Render every line of the listing below as a numbered list, omitting blank lines.
§
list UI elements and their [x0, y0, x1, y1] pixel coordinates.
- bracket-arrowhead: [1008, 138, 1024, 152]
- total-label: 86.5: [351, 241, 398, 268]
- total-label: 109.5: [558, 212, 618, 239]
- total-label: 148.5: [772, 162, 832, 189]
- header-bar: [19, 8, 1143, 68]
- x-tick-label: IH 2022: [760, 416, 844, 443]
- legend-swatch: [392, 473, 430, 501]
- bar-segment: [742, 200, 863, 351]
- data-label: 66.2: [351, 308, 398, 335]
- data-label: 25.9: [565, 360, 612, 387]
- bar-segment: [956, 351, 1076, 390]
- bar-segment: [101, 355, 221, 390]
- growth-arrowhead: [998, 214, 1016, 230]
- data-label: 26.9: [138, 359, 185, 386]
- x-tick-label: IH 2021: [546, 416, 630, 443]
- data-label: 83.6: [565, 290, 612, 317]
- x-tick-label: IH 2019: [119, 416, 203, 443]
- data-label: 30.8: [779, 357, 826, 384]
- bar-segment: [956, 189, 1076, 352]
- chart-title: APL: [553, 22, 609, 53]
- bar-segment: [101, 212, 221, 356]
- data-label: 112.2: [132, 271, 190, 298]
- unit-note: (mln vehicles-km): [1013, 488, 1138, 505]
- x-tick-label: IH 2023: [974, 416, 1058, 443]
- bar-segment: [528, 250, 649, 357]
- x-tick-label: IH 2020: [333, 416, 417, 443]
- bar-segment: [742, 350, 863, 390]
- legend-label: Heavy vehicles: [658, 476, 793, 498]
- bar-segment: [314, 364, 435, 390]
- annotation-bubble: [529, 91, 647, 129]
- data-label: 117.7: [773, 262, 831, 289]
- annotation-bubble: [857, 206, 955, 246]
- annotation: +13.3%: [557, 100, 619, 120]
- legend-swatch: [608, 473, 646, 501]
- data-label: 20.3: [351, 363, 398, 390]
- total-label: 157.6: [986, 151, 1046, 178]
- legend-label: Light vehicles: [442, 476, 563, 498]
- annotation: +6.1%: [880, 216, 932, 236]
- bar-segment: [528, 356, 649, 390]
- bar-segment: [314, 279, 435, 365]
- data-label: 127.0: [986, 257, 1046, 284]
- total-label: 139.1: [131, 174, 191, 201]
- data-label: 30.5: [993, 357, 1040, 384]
§
* _Exercise output_:
1. list UI elements and their [x0, y0, x1, y1] pixel coordinates.
2. - bracket-arrowhead: [1008, 138, 1024, 152]
3. - total-label: 86.5: [351, 241, 398, 268]
4. - total-label: 109.5: [558, 212, 618, 239]
5. - total-label: 148.5: [772, 162, 832, 189]
6. - header-bar: [19, 8, 1143, 68]
7. - x-tick-label: IH 2022: [760, 416, 844, 443]
8. - legend-swatch: [392, 473, 430, 501]
9. - bar-segment: [742, 200, 863, 351]
10. - data-label: 66.2: [351, 308, 398, 335]
11. - data-label: 25.9: [565, 360, 612, 387]
12. - bar-segment: [956, 351, 1076, 390]
13. - bar-segment: [101, 355, 221, 390]
14. - growth-arrowhead: [998, 214, 1016, 230]
15. - data-label: 26.9: [138, 359, 185, 386]
16. - x-tick-label: IH 2021: [546, 416, 630, 443]
17. - data-label: 83.6: [565, 290, 612, 317]
18. - x-tick-label: IH 2019: [119, 416, 203, 443]
19. - data-label: 30.8: [779, 357, 826, 384]
20. - bar-segment: [956, 189, 1076, 352]
21. - chart-title: APL: [553, 22, 609, 53]
22. - bar-segment: [101, 212, 221, 356]
23. - data-label: 112.2: [132, 271, 190, 298]
24. - unit-note: (mln vehicles-km): [1013, 488, 1138, 505]
25. - x-tick-label: IH 2023: [974, 416, 1058, 443]
26. - bar-segment: [528, 250, 649, 357]
27. - x-tick-label: IH 2020: [333, 416, 417, 443]
28. - bar-segment: [742, 350, 863, 390]
29. - legend-label: Heavy vehicles: [658, 476, 793, 498]
30. - bar-segment: [314, 364, 435, 390]
31. - annotation-bubble: [529, 91, 647, 129]
32. - data-label: 117.7: [773, 262, 831, 289]
33. - annotation-bubble: [857, 206, 955, 246]
34. - annotation: +13.3%: [557, 100, 619, 120]
35. - legend-swatch: [608, 473, 646, 501]
36. - data-label: 20.3: [351, 363, 398, 390]
37. - total-label: 157.6: [986, 151, 1046, 178]
38. - legend-label: Light vehicles: [442, 476, 563, 498]
39. - annotation: +6.1%: [880, 216, 932, 236]
40. - bar-segment: [528, 356, 649, 390]
41. - bar-segment: [314, 279, 435, 365]
42. - data-label: 127.0: [986, 257, 1046, 284]
43. - total-label: 139.1: [131, 174, 191, 201]
44. - data-label: 30.5: [993, 357, 1040, 384]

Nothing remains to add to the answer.